→ **To be done**: Copy out the data exactly, leaving the pictures behind.

(Stored data)
%%
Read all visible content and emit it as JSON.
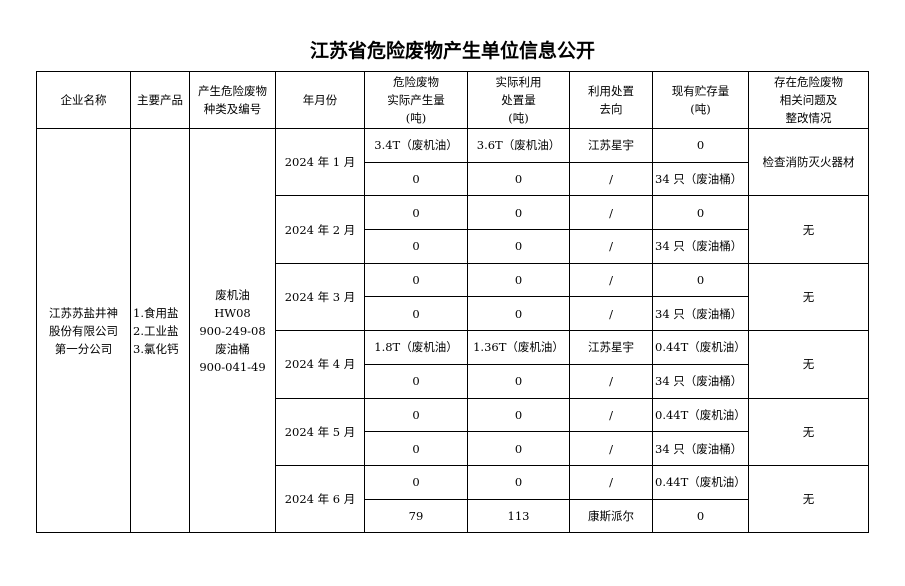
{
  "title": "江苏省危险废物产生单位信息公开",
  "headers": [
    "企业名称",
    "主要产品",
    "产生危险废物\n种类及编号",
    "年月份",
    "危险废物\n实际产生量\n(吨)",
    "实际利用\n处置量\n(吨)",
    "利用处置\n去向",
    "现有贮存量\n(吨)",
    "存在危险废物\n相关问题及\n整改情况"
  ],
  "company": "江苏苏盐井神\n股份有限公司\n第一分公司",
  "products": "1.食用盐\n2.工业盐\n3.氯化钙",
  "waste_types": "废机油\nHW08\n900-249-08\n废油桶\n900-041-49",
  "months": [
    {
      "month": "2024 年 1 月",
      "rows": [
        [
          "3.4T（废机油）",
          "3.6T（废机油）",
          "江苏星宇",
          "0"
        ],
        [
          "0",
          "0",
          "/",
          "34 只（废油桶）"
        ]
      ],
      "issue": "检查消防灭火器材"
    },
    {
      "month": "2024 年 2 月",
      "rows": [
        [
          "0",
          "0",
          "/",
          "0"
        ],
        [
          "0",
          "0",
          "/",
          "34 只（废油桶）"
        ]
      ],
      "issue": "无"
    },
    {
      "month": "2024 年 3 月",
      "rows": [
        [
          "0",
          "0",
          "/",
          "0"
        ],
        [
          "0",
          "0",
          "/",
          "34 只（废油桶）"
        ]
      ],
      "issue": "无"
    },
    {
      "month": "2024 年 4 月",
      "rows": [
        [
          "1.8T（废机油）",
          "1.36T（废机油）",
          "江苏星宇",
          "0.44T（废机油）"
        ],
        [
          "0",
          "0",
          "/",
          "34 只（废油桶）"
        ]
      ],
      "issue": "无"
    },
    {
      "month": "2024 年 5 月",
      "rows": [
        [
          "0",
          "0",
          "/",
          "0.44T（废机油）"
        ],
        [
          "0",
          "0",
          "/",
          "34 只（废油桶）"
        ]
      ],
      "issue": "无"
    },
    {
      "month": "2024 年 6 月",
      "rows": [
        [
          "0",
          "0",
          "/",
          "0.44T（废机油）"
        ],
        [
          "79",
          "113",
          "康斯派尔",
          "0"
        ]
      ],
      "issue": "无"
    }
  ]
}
%%
→ **Complete response**:
Read all visible content and emit it as JSON.
{
  "title": "江苏省危险废物产生单位信息公开",
  "headers": [
    "企业名称",
    "主要产品",
    "产生危险废物\n种类及编号",
    "年月份",
    "危险废物\n实际产生量\n(吨)",
    "实际利用\n处置量\n(吨)",
    "利用处置\n去向",
    "现有贮存量\n(吨)",
    "存在危险废物\n相关问题及\n整改情况"
  ],
  "company": "江苏苏盐井神\n股份有限公司\n第一分公司",
  "products": "1.食用盐\n2.工业盐\n3.氯化钙",
  "waste_types": "废机油\nHW08\n900-249-08\n废油桶\n900-041-49",
  "months": [
    {
      "month": "2024 年 1 月",
      "rows": [
        [
          "3.4T（废机油）",
          "3.6T（废机油）",
          "江苏星宇",
          "0"
        ],
        [
          "0",
          "0",
          "/",
          "34 只（废油桶）"
        ]
      ],
      "issue": "检查消防灭火器材"
    },
    {
      "month": "2024 年 2 月",
      "rows": [
        [
          "0",
          "0",
          "/",
          "0"
        ],
        [
          "0",
          "0",
          "/",
          "34 只（废油桶）"
        ]
      ],
      "issue": "无"
    },
    {
      "month": "2024 年 3 月",
      "rows": [
        [
          "0",
          "0",
          "/",
          "0"
        ],
        [
          "0",
          "0",
          "/",
          "34 只（废油桶）"
        ]
      ],
      "issue": "无"
    },
    {
      "month": "2024 年 4 月",
      "rows": [
        [
          "1.8T（废机油）",
          "1.36T（废机油）",
          "江苏星宇",
          "0.44T（废机油）"
        ],
        [
          "0",
          "0",
          "/",
          "34 只（废油桶）"
        ]
      ],
      "issue": "无"
    },
    {
      "month": "2024 年 5 月",
      "rows": [
        [
          "0",
          "0",
          "/",
          "0.44T（废机油）"
        ],
        [
          "0",
          "0",
          "/",
          "34 只（废油桶）"
        ]
      ],
      "issue": "无"
    },
    {
      "month": "2024 年 6 月",
      "rows": [
        [
          "0",
          "0",
          "/",
          "0.44T（废机油）"
        ],
        [
          "79",
          "113",
          "康斯派尔",
          "0"
        ]
      ],
      "issue": "无"
    }
  ]
}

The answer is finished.